* [Exercise description]: Gather each line containing the string "Concentration" from these entries.

* [Dataset content]:
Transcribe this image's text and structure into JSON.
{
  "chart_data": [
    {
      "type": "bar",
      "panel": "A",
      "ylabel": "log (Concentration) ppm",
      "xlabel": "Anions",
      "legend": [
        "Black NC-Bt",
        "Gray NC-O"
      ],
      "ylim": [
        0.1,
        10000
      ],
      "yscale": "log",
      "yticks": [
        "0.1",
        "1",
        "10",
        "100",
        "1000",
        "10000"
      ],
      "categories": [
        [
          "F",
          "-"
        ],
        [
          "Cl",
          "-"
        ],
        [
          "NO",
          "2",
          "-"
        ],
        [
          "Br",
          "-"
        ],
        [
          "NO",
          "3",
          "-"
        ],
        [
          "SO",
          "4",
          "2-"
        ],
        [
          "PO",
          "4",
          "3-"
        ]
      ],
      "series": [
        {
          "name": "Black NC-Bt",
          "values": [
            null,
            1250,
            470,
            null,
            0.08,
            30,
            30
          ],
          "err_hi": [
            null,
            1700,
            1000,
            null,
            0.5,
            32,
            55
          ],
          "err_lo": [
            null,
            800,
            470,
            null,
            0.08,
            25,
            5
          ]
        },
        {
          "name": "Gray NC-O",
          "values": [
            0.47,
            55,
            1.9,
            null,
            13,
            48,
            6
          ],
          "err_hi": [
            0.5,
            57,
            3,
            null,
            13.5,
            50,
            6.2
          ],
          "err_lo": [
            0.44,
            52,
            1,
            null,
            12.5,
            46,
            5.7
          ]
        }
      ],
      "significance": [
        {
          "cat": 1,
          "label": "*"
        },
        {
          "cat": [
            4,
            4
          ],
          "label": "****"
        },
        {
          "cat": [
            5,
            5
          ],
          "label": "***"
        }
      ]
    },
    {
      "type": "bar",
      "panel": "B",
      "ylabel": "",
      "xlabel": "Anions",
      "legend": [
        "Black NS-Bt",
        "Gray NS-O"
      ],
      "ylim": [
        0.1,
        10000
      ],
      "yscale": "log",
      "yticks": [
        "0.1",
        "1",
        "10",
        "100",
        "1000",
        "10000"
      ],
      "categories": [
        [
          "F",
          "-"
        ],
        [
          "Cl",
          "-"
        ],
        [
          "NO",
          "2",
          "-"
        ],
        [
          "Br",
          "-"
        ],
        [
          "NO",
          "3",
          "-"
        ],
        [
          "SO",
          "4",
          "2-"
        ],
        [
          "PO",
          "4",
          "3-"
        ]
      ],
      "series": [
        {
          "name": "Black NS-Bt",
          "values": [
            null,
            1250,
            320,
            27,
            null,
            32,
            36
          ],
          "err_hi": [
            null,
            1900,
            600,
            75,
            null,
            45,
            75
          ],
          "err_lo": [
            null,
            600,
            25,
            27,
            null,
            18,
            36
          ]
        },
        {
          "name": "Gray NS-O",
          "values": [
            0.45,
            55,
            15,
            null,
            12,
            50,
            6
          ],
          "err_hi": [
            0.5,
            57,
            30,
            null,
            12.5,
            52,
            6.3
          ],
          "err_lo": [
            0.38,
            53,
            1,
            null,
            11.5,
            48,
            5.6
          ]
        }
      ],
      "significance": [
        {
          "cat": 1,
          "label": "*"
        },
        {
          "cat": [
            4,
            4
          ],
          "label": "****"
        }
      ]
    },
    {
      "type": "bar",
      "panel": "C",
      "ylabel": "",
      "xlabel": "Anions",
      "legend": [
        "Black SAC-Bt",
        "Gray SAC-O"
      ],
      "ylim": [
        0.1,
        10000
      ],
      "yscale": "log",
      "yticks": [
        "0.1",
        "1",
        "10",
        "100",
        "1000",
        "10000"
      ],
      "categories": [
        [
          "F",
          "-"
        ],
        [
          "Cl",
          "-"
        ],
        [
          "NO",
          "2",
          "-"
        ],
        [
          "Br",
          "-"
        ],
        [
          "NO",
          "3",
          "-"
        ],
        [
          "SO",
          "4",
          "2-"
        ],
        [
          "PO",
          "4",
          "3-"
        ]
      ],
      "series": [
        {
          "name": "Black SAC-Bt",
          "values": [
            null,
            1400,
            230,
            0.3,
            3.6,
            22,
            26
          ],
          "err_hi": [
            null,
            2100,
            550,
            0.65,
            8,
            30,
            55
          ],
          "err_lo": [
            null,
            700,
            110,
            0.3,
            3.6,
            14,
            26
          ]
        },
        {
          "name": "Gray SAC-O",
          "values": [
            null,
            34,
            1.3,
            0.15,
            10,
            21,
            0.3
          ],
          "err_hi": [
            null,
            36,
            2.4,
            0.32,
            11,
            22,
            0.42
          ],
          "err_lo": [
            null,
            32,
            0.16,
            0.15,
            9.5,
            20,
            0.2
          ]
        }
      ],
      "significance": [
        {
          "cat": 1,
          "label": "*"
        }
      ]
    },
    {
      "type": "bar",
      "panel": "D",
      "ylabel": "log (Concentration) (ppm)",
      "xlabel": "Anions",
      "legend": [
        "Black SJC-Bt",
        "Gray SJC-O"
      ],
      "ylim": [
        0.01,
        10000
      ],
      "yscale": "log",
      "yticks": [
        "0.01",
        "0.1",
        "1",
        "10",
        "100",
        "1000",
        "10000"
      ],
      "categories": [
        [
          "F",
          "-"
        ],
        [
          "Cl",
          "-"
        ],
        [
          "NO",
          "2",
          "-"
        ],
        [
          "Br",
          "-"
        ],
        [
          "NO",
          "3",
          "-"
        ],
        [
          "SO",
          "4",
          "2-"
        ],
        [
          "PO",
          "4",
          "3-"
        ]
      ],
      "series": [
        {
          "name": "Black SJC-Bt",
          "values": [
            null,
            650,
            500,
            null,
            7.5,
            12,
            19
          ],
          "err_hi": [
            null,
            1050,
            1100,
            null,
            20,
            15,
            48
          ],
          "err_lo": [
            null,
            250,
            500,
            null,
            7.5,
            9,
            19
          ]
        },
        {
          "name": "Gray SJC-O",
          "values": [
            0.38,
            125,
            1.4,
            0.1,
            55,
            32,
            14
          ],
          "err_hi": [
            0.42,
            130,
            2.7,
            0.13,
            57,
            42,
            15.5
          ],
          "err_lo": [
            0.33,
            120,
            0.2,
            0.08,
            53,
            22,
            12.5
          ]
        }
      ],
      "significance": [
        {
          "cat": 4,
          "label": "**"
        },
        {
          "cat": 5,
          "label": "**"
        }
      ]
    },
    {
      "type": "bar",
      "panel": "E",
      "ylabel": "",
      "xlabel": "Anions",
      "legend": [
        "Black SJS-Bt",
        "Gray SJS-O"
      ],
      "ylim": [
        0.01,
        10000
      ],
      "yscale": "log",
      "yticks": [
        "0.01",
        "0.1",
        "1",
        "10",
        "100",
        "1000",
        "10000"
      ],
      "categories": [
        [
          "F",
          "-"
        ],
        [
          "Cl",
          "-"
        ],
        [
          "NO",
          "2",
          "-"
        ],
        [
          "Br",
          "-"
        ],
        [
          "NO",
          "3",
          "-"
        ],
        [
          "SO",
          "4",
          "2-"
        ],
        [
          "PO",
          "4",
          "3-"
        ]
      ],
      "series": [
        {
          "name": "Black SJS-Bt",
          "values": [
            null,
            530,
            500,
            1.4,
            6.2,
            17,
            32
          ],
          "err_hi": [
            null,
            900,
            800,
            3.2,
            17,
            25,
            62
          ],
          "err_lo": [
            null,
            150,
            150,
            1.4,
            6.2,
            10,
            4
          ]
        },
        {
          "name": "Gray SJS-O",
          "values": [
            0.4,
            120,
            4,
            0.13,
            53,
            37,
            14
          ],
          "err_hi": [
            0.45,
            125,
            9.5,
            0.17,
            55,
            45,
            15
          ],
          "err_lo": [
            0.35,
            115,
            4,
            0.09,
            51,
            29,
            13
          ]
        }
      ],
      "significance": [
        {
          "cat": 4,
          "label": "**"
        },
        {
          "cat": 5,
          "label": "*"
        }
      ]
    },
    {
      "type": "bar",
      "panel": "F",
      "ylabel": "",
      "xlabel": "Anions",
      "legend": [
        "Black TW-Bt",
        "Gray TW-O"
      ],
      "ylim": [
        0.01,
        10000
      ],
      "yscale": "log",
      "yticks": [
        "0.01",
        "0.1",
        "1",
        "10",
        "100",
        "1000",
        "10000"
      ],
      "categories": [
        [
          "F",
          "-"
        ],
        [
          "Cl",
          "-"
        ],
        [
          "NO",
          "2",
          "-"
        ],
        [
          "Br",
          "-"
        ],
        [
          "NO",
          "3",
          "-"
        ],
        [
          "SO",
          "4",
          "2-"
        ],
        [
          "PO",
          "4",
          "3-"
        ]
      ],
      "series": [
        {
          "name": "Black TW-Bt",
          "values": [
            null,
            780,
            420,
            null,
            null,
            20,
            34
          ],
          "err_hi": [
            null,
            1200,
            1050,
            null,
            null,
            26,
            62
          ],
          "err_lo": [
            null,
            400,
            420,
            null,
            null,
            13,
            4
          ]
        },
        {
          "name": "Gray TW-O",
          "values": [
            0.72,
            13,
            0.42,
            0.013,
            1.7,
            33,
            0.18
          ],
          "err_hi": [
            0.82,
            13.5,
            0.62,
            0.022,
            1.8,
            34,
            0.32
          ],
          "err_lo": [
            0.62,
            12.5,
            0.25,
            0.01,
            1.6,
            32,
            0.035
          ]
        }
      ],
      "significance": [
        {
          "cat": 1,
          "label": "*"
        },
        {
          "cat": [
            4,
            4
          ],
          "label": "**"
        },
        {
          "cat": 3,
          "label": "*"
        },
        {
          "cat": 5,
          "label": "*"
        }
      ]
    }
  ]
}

* [Response below]:
      "ylabel": "log (Concentration) ppm",
      "ylabel": "log (Concentration) (ppm)",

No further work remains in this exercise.